• [To be done]
Present each line of the entries below that holds the word "screenshot".

Items from a dataset:

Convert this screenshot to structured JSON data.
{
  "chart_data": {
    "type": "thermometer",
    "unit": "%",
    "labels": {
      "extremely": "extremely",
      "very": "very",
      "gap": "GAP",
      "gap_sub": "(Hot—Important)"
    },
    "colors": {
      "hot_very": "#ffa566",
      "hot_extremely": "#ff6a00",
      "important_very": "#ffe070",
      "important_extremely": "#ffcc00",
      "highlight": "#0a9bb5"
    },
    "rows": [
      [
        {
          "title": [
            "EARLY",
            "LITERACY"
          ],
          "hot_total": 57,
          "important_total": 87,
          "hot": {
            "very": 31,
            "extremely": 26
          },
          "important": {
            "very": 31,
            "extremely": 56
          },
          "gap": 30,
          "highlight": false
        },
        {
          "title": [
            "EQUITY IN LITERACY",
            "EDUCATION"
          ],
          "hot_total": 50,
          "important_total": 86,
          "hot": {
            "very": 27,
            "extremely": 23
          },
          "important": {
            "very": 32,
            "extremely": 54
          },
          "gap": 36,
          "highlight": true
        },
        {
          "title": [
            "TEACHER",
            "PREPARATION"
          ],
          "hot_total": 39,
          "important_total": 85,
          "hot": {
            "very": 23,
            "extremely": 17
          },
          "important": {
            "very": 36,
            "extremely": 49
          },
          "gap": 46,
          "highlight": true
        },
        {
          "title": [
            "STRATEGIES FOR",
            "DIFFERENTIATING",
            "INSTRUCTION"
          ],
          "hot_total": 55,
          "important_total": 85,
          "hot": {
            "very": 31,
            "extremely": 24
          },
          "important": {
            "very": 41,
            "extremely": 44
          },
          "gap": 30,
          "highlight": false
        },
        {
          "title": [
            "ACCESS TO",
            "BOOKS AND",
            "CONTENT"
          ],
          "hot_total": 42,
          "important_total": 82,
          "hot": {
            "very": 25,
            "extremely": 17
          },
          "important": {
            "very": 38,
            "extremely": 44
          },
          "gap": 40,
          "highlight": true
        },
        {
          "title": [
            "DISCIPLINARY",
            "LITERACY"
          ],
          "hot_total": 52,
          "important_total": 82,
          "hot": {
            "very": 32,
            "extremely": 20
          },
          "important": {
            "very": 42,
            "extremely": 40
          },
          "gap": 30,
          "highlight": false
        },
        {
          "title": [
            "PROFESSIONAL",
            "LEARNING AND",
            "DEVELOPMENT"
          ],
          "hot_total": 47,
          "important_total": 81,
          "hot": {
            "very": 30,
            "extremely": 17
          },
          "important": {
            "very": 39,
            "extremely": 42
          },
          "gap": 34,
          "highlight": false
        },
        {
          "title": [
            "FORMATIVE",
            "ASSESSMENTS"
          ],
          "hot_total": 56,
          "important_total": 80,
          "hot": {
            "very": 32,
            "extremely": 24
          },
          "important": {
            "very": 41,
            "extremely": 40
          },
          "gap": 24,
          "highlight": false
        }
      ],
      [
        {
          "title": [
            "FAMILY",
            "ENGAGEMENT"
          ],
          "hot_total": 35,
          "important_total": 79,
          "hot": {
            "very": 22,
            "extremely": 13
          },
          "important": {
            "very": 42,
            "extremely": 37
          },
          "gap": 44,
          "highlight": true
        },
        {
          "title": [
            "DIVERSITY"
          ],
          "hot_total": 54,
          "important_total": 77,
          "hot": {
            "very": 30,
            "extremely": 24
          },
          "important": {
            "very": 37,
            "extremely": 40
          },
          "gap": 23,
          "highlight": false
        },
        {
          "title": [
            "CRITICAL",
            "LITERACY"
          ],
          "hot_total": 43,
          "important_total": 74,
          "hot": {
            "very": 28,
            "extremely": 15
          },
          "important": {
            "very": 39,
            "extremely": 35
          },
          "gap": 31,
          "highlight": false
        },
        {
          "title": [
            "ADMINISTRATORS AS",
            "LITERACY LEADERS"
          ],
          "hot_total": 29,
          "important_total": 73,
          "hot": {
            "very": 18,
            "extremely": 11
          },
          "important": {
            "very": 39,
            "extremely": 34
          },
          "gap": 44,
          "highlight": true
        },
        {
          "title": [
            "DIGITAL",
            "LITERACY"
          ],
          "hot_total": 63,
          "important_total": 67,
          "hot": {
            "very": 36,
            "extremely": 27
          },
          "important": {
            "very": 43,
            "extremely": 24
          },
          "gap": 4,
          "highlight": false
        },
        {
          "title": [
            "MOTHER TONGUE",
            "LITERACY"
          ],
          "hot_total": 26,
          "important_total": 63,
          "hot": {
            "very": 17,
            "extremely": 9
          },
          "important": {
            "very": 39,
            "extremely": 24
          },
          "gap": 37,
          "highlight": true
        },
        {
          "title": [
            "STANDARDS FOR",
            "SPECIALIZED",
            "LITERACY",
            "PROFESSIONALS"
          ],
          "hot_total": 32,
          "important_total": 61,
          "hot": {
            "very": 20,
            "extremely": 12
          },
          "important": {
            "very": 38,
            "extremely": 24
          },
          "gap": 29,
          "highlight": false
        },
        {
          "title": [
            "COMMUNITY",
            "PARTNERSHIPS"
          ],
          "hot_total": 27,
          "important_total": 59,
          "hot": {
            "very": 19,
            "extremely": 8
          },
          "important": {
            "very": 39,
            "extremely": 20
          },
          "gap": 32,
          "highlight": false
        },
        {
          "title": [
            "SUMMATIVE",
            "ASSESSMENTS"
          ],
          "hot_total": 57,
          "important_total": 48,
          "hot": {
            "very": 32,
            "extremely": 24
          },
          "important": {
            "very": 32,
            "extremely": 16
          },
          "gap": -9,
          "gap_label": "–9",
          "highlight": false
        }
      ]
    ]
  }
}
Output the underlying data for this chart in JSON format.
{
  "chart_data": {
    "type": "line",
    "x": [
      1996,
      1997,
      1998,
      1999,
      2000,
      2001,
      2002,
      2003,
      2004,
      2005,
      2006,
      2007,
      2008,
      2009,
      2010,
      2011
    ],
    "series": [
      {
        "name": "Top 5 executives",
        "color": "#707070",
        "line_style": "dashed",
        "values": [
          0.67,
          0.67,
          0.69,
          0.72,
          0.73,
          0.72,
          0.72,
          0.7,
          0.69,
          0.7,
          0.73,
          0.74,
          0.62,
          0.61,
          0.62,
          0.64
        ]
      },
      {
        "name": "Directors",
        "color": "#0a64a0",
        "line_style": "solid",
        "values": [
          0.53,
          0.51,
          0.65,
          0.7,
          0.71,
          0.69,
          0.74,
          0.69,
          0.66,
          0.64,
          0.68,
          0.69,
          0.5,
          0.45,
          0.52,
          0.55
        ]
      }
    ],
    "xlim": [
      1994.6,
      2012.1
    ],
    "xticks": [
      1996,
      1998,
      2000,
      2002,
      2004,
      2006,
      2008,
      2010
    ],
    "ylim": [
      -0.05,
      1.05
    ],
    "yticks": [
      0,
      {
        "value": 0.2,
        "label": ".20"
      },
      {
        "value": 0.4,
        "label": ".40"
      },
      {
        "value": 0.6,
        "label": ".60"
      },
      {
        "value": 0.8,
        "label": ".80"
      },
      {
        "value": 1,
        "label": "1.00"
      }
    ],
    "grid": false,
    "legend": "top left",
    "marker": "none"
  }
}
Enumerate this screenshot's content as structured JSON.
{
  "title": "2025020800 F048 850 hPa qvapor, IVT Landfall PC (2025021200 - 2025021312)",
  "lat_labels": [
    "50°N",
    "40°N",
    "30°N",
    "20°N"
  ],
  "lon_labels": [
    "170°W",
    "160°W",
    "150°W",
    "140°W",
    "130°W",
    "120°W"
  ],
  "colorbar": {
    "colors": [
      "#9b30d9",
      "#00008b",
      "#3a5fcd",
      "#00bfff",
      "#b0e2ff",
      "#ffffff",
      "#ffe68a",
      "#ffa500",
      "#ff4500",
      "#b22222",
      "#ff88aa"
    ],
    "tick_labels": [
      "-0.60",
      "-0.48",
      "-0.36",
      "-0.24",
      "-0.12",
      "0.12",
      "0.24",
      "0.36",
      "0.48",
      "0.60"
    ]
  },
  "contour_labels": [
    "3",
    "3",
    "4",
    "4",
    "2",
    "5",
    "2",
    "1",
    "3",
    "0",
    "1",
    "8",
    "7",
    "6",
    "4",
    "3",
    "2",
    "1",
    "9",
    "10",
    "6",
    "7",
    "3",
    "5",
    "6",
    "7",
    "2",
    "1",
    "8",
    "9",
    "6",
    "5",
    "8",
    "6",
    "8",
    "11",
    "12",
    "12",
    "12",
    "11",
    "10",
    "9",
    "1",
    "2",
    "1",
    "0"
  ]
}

• [Exercise solution]
Convert this screenshot to structured JSON data.
Enumerate this screenshot's content as structured JSON.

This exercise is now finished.